### PAGE EXTRACT

ADDRESSES: Treasury invites comments on the topics addressed in this 
interim rule. Comments may be submitted to Treasury by any of the 
following methods: by submitting electronic comments through the 
federal government e-rulemaking portal, www.regulations.gov or by 
sending paper comments to Department of the Treasury, Office of the 
Procurement Executive, Attn: Thomas O'Linn, 1722 I Street NW., 
Mezzanine--M12C, Washington, DC 20006.
    In general, Treasury will post all comments to www.regulations.gov 
without change, including any business or personal information 
provided, such as names, addresses, e-mail addresses, or telephone 
numbers. All comments, including attachments and other supporting 
materials received are part of the public record and subject to public 
disclosure. You should submit only information that you wish to make 
publicly available.

FOR FURTHER INFORMATION CONTACT: Thomas O'Linn, Procurement Analyst, 
Office of the Procurement Executive, at (202) 622-2092.

SUPPLEMENTARY INFORMATION: 

Background

    The DTAR, which supplements the Federal Acquisition Regulation 
(FAR), is codified at 48 CFR Chapter 10.
    A. General. It is in the interest of the United States Government 
to only award contracts to entities that are responsible and law 
abiding. This is codified in FAR 9.104 by requiring contracting 
officers to perform a responsibility determination prior to each 
contract award by using the standards at FAR 9.104-1, as well as 
consider information submitted by the contractor and information they 
research or acquire from other sources. The IRS administers the 
Internal Revenue Code as enacted by Congress. Since fiscal year 2012, 
language in the annual Consolidated Appropriations Act has prohibited 
the Federal Government under various conditions from using appropriated 
funds to enter into a contract with a prospective contractor unless the 
prospective contractor certifies in writing that it has not been 
notified of any unpaid Federal tax assessment. Most recently, Sections 
744 and 745 of Division E of the Consolidated and Further Continuing 
Appropriations Act, 2015 (Pub. L. 113-235) prohibits the Federal 
Government from entering into a contract with any corporation where the 
awarding agency is aware of an unpaid Federal tax liability.

### PROBLEM STATEMENT
Repeat word for word the part of the Treasury interim rule notice above that falls between "In general, Treasury" and "publicly available.", inclusive.

### EXTRACTED DATA
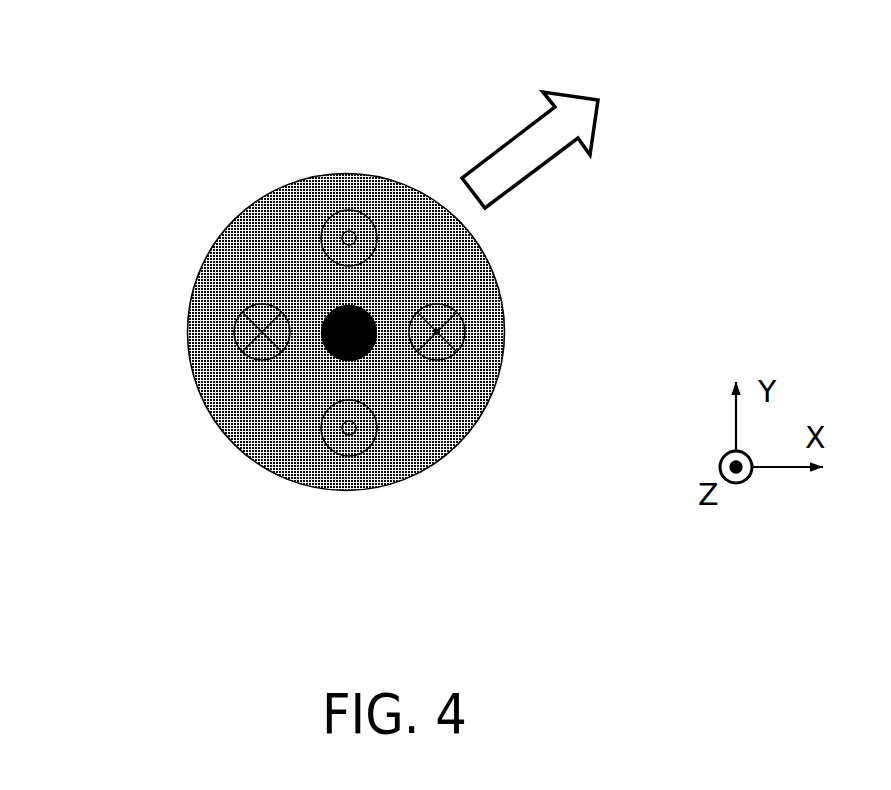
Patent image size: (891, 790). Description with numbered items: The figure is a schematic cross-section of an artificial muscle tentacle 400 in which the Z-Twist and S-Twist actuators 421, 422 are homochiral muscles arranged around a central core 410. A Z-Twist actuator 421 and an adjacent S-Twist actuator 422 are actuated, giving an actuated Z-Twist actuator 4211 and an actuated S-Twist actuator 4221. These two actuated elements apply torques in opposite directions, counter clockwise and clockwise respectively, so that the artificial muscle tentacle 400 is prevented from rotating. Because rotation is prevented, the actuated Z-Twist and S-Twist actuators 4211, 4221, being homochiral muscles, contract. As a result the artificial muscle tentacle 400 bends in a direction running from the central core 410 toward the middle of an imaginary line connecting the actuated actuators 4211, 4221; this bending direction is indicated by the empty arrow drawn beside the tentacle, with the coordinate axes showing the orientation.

The artificial muscle tentacle 400 is at (762, 102).
The central core 410 is at (325, 313).
The Z-Twist actuator 421 is at (372, 445).
The actuated Z-Twist actuator 4211 is at (343, 208).
The S-Twist actuator 422 is at (235, 322).
The actuated S-Twist actuator 4221 is at (462, 355).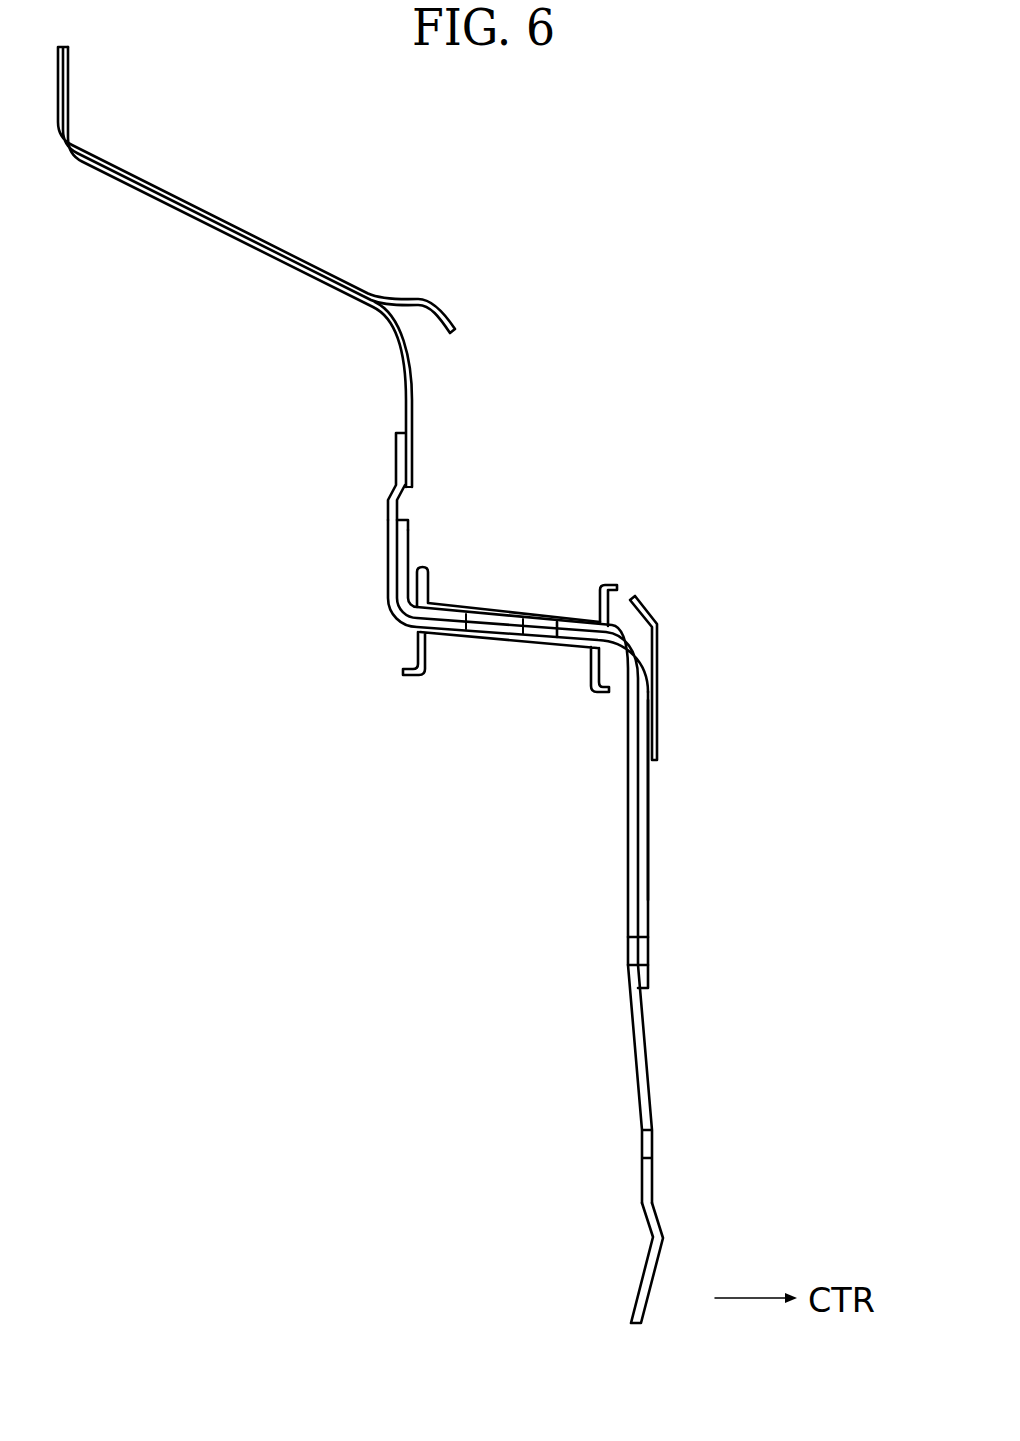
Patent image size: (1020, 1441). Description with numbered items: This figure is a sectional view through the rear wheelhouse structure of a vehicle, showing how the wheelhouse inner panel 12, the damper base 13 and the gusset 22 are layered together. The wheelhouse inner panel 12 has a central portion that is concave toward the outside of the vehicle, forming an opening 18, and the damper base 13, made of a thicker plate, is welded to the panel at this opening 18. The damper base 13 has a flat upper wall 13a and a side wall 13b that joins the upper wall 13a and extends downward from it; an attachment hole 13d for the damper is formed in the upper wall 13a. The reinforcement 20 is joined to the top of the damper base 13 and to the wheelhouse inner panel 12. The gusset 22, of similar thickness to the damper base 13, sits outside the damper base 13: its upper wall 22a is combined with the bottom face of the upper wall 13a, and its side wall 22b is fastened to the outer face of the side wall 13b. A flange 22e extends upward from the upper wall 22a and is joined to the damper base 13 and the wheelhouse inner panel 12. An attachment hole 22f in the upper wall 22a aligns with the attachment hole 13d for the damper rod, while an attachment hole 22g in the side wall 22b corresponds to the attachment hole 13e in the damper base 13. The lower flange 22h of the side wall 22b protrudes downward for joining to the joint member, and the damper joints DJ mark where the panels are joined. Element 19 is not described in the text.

The wheelhouse inner panel 12 is at (385, 323).
The damper base 13 is at (650, 791).
The upper wall 13a is at (558, 623).
The side wall 13b is at (649, 836).
The attachment hole 13d is at (488, 609).
The attachment hole 13e is at (650, 953).
The opening 18 is at (412, 487).
The side outer panel 19 is at (637, 596).
The reinforcement 20 is at (403, 298).
The gusset 22 is at (628, 790).
The upper wall 22a is at (523, 614).
The side wall 22b is at (649, 1032).
The flange 22e is at (395, 456).
The attachment hole 22f is at (470, 631).
The attachment hole 22g is at (627, 952).
The lower flange 22h is at (649, 1290).
The damper joint DJ is at (417, 586).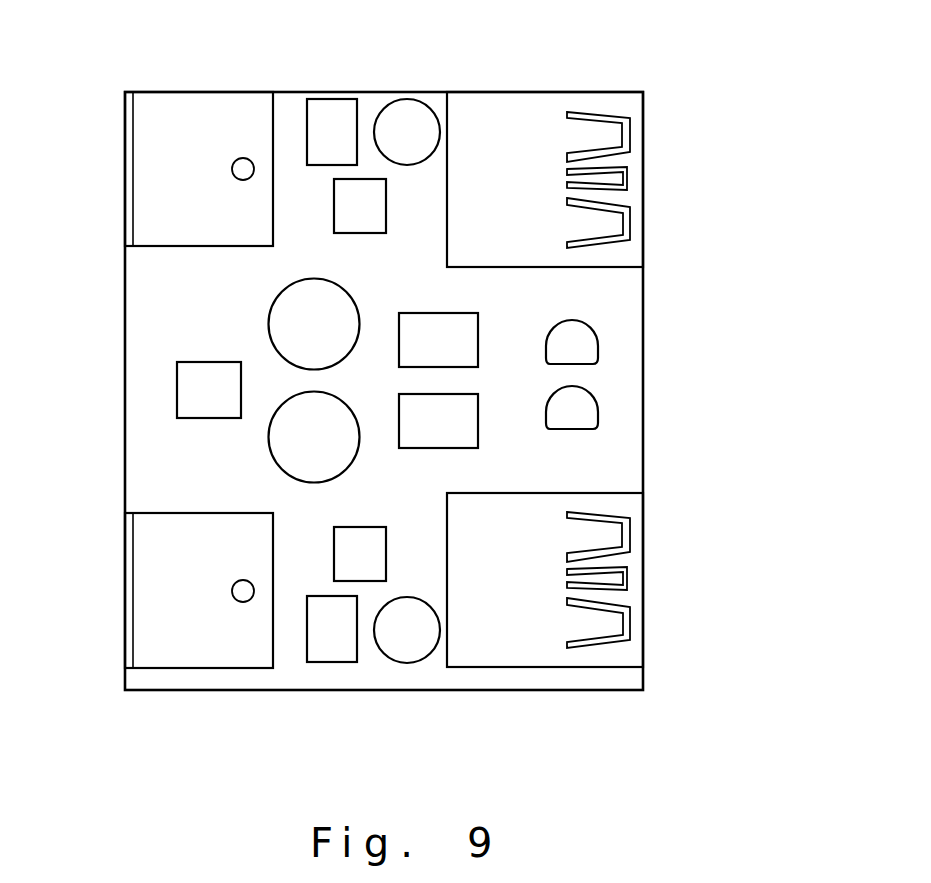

### REPLY TO THE TASK
In general, Treasury will post all comments to www.regulations.gov 
without change, including any business or personal information 
provided, such as names, addresses, e-mail addresses, or telephone 
numbers. All comments, including attachments and other supporting 
materials received are part of the public record and subject to public 
disclosure. You should submit only information that you wish to make 
publicly available.